Copy every line of the material below without changing anything, but leave out the pictures.

___ Extracted entries

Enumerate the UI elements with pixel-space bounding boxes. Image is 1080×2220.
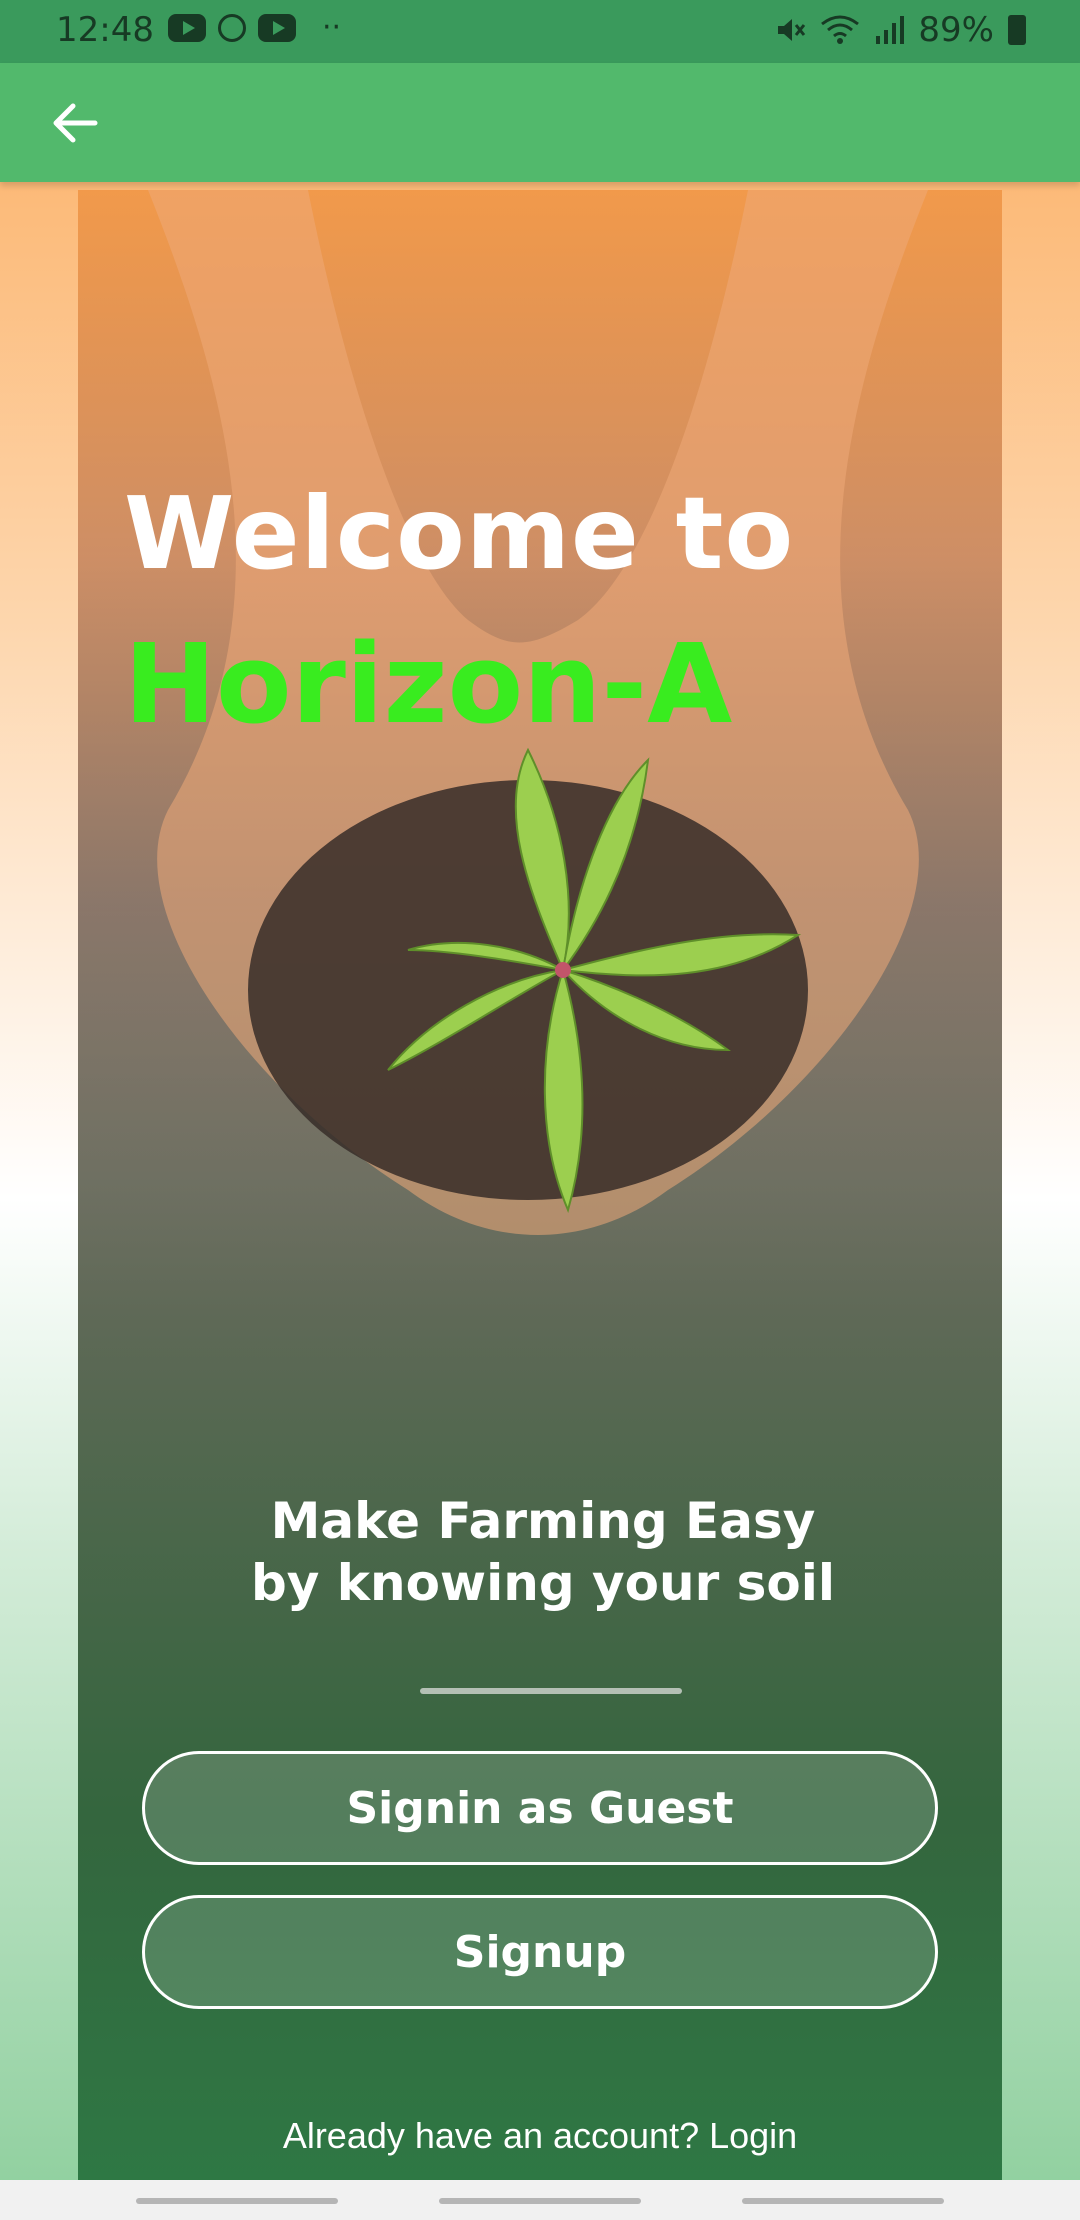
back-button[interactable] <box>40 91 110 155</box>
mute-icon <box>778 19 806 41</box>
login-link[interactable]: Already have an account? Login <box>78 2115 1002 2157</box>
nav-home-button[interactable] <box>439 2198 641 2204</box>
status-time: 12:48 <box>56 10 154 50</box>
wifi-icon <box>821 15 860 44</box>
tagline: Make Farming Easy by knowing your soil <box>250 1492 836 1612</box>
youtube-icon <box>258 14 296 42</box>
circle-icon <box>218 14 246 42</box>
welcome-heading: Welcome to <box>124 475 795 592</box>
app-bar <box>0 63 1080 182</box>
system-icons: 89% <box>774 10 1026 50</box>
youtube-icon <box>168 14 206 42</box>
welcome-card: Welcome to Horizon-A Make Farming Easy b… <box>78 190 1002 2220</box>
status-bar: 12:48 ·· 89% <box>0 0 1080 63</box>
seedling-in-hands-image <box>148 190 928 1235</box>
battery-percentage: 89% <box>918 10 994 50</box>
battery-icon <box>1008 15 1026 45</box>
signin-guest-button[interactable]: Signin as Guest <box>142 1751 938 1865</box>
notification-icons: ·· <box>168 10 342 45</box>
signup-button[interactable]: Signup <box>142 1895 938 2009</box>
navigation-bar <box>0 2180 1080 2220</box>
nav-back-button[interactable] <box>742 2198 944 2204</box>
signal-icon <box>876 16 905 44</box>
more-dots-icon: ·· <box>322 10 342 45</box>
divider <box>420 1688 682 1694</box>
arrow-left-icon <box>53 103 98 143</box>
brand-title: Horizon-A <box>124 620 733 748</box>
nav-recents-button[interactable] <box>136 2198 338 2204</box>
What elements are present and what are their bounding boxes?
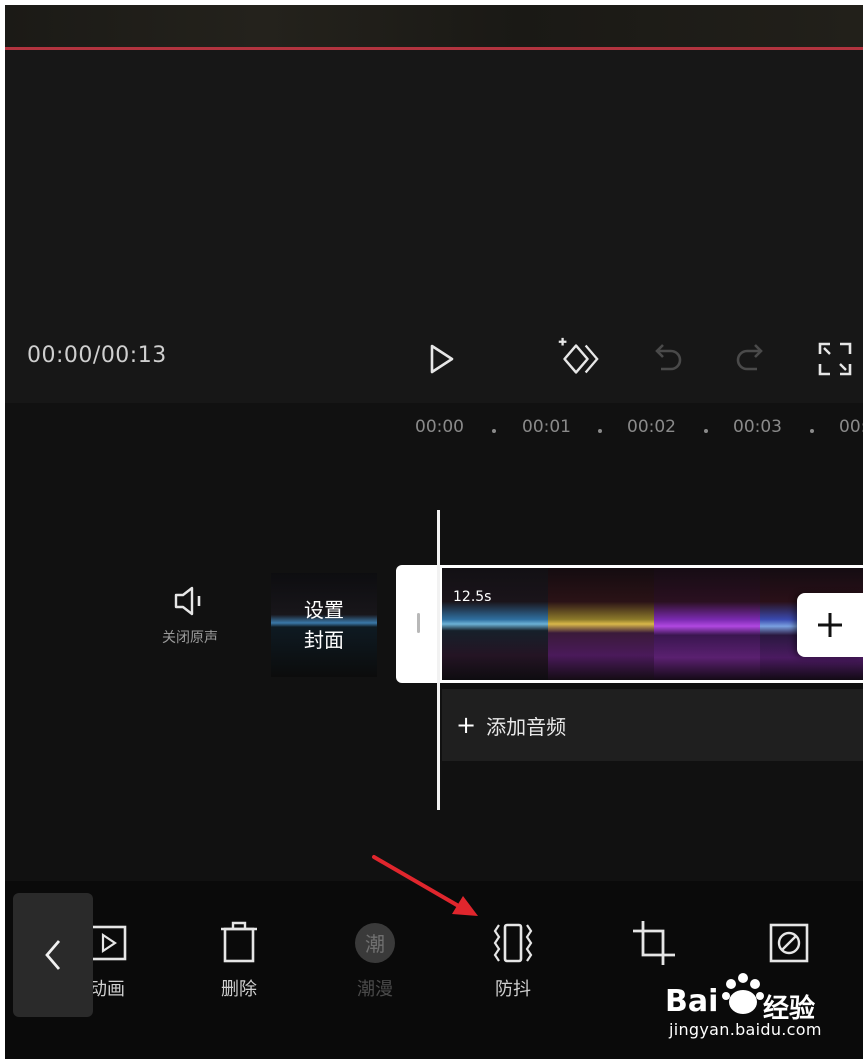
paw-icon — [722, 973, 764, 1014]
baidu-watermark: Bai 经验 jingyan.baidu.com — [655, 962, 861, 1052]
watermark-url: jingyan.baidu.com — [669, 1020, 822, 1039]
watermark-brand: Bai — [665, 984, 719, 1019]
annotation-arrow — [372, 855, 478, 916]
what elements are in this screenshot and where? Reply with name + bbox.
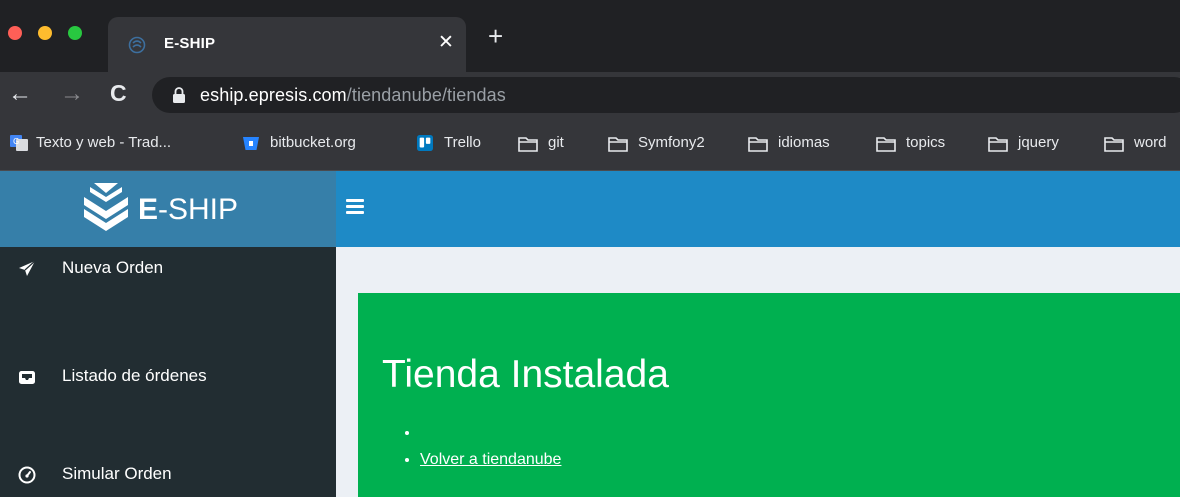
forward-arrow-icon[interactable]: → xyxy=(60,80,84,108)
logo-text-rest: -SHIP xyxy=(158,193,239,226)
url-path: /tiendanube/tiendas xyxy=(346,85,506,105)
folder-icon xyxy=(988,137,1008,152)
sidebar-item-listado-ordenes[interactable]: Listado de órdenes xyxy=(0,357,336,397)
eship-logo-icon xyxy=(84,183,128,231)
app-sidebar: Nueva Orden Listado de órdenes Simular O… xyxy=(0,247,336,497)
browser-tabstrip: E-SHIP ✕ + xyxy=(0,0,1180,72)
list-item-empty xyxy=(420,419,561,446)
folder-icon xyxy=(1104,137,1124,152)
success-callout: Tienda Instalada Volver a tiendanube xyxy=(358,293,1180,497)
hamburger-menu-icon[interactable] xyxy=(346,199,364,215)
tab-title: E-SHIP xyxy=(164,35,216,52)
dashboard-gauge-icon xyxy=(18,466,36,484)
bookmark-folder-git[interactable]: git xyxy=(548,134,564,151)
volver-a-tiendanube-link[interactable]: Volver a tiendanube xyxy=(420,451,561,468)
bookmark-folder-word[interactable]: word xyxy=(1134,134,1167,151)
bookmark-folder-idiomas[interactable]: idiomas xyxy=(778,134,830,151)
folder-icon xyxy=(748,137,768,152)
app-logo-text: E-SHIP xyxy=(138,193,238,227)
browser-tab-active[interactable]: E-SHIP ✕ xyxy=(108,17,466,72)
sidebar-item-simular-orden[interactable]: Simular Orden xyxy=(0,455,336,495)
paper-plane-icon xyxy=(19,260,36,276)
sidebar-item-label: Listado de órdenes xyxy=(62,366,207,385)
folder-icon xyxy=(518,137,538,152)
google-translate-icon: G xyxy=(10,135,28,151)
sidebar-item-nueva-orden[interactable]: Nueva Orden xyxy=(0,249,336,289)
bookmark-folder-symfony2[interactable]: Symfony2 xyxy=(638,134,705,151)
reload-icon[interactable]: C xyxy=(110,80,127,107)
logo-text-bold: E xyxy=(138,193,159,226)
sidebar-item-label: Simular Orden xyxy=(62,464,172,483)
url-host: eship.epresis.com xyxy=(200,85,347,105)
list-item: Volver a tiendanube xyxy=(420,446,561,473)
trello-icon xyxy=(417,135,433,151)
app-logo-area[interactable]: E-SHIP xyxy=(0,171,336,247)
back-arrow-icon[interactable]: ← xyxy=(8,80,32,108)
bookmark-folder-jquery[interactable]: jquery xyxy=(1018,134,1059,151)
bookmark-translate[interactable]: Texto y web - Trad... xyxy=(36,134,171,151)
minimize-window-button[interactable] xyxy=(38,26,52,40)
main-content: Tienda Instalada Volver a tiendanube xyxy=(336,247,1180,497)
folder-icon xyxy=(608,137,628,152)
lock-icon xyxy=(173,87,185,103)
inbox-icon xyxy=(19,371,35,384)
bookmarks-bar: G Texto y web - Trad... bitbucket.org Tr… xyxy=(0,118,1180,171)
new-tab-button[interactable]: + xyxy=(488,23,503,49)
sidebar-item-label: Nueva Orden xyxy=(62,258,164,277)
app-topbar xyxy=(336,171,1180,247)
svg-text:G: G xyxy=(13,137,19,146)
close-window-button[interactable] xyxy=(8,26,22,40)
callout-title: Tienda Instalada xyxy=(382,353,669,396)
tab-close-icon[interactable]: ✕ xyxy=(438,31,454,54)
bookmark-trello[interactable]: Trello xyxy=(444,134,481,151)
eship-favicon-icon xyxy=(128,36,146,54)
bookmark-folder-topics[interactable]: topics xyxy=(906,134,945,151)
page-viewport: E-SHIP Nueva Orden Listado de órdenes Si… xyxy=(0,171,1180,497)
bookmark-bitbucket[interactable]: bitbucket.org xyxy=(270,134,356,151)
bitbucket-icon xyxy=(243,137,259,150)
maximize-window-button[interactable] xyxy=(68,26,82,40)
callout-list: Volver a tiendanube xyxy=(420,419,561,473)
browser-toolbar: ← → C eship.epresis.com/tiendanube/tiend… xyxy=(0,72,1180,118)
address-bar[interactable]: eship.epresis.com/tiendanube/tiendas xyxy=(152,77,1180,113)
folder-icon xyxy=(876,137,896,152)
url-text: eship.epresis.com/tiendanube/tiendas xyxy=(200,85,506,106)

______

__Written reply__
Enumerate the UI elements with pixel-space bounding boxes. Image is 1080×2220.
back-button[interactable] <box>40 91 110 155</box>
mute-icon <box>778 19 806 41</box>
login-link[interactable]: Already have an account? Login <box>78 2115 1002 2157</box>
nav-home-button[interactable] <box>439 2198 641 2204</box>
status-time: 12:48 <box>56 10 154 50</box>
wifi-icon <box>821 15 860 44</box>
tagline: Make Farming Easy by knowing your soil <box>250 1492 836 1612</box>
youtube-icon <box>258 14 296 42</box>
circle-icon <box>218 14 246 42</box>
welcome-heading: Welcome to <box>124 475 795 592</box>
app-bar <box>0 63 1080 182</box>
system-icons: 89% <box>774 10 1026 50</box>
youtube-icon <box>168 14 206 42</box>
welcome-card: Welcome to Horizon-A Make Farming Easy b… <box>78 190 1002 2220</box>
status-bar: 12:48 ·· 89% <box>0 0 1080 63</box>
seedling-in-hands-image <box>148 190 928 1235</box>
battery-percentage: 89% <box>918 10 994 50</box>
battery-icon <box>1008 15 1026 45</box>
signin-guest-button[interactable]: Signin as Guest <box>142 1751 938 1865</box>
notification-icons: ·· <box>168 10 342 45</box>
signup-button[interactable]: Signup <box>142 1895 938 2009</box>
navigation-bar <box>0 2180 1080 2220</box>
nav-back-button[interactable] <box>742 2198 944 2204</box>
signal-icon <box>876 16 905 44</box>
more-dots-icon: ·· <box>322 10 342 45</box>
divider <box>420 1688 682 1694</box>
arrow-left-icon <box>53 103 98 143</box>
brand-title: Horizon-A <box>124 620 733 748</box>
nav-recents-button[interactable] <box>136 2198 338 2204</box>
What elements are present and what are their bounding boxes?
paw-icon — [722, 973, 764, 1014]
baidu-watermark: Bai 经验 jingyan.baidu.com — [655, 962, 861, 1052]
watermark-url: jingyan.baidu.com — [669, 1020, 822, 1039]
watermark-brand: Bai — [665, 984, 719, 1019]
annotation-arrow — [372, 855, 478, 916]
what elements are in this screenshot and where? Reply with name + bbox.
forward-arrow-icon[interactable]: → xyxy=(60,80,84,108)
logo-text-rest: -SHIP xyxy=(158,193,239,226)
url-path: /tiendanube/tiendas xyxy=(346,85,506,105)
folder-icon xyxy=(988,137,1008,152)
sidebar-item-listado-ordenes[interactable]: Listado de órdenes xyxy=(0,357,336,397)
eship-logo-icon xyxy=(84,183,128,231)
app-sidebar: Nueva Orden Listado de órdenes Simular O… xyxy=(0,247,336,497)
browser-tabstrip: E-SHIP ✕ + xyxy=(0,0,1180,72)
list-item-empty xyxy=(420,419,561,446)
folder-icon xyxy=(1104,137,1124,152)
success-callout: Tienda Instalada Volver a tiendanube xyxy=(358,293,1180,497)
hamburger-menu-icon[interactable] xyxy=(346,199,364,215)
tab-title: E-SHIP xyxy=(164,35,216,52)
dashboard-gauge-icon xyxy=(18,466,36,484)
bookmark-folder-git[interactable]: git xyxy=(548,134,564,151)
volver-a-tiendanube-link[interactable]: Volver a tiendanube xyxy=(420,451,561,468)
bookmark-folder-word[interactable]: word xyxy=(1134,134,1167,151)
bookmark-folder-idiomas[interactable]: idiomas xyxy=(778,134,830,151)
folder-icon xyxy=(748,137,768,152)
app-logo-text: E-SHIP xyxy=(138,193,238,227)
browser-tab-active[interactable]: E-SHIP ✕ xyxy=(108,17,466,72)
sidebar-item-simular-orden[interactable]: Simular Orden xyxy=(0,455,336,495)
paper-plane-icon xyxy=(19,260,36,276)
sidebar-item-label: Listado de órdenes xyxy=(62,366,207,385)
folder-icon xyxy=(518,137,538,152)
google-translate-icon: G xyxy=(10,135,28,151)
sidebar-item-nueva-orden[interactable]: Nueva Orden xyxy=(0,249,336,289)
bookmark-folder-symfony2[interactable]: Symfony2 xyxy=(638,134,705,151)
reload-icon[interactable]: C xyxy=(110,80,127,107)
logo-text-bold: E xyxy=(138,193,159,226)
sidebar-item-label: Simular Orden xyxy=(62,464,172,483)
url-host: eship.epresis.com xyxy=(200,85,347,105)
list-item: Volver a tiendanube xyxy=(420,446,561,473)
trello-icon xyxy=(417,135,433,151)
app-logo-area[interactable]: E-SHIP xyxy=(0,171,336,247)
back-arrow-icon[interactable]: ← xyxy=(8,80,32,108)
bookmark-folder-jquery[interactable]: jquery xyxy=(1018,134,1059,151)
bookmark-translate[interactable]: Texto y web - Trad... xyxy=(36,134,171,151)
minimize-window-button[interactable] xyxy=(38,26,52,40)
main-content: Tienda Instalada Volver a tiendanube xyxy=(336,247,1180,497)
folder-icon xyxy=(608,137,628,152)
lock-icon xyxy=(173,87,185,103)
inbox-icon xyxy=(19,371,35,384)
bookmarks-bar: G Texto y web - Trad... bitbucket.org Tr… xyxy=(0,118,1180,171)
new-tab-button[interactable]: + xyxy=(488,23,503,49)
sidebar-item-label: Nueva Orden xyxy=(62,258,164,277)
app-topbar xyxy=(336,171,1180,247)
svg-text:G: G xyxy=(13,137,19,146)
close-window-button[interactable] xyxy=(8,26,22,40)
callout-title: Tienda Instalada xyxy=(382,353,669,396)
tab-close-icon[interactable]: ✕ xyxy=(438,31,454,54)
bookmark-trello[interactable]: Trello xyxy=(444,134,481,151)
eship-favicon-icon xyxy=(128,36,146,54)
bookmark-folder-topics[interactable]: topics xyxy=(906,134,945,151)
page-viewport: E-SHIP Nueva Orden Listado de órdenes Si… xyxy=(0,171,1180,497)
bookmark-bitbucket[interactable]: bitbucket.org xyxy=(270,134,356,151)
bitbucket-icon xyxy=(243,137,259,150)
maximize-window-button[interactable] xyxy=(68,26,82,40)
callout-list: Volver a tiendanube xyxy=(420,419,561,473)
browser-toolbar: ← → C eship.epresis.com/tiendanube/tiend… xyxy=(0,72,1180,118)
address-bar[interactable]: eship.epresis.com/tiendanube/tiendas xyxy=(152,77,1180,113)
folder-icon xyxy=(876,137,896,152)
url-text: eship.epresis.com/tiendanube/tiendas xyxy=(200,85,506,106)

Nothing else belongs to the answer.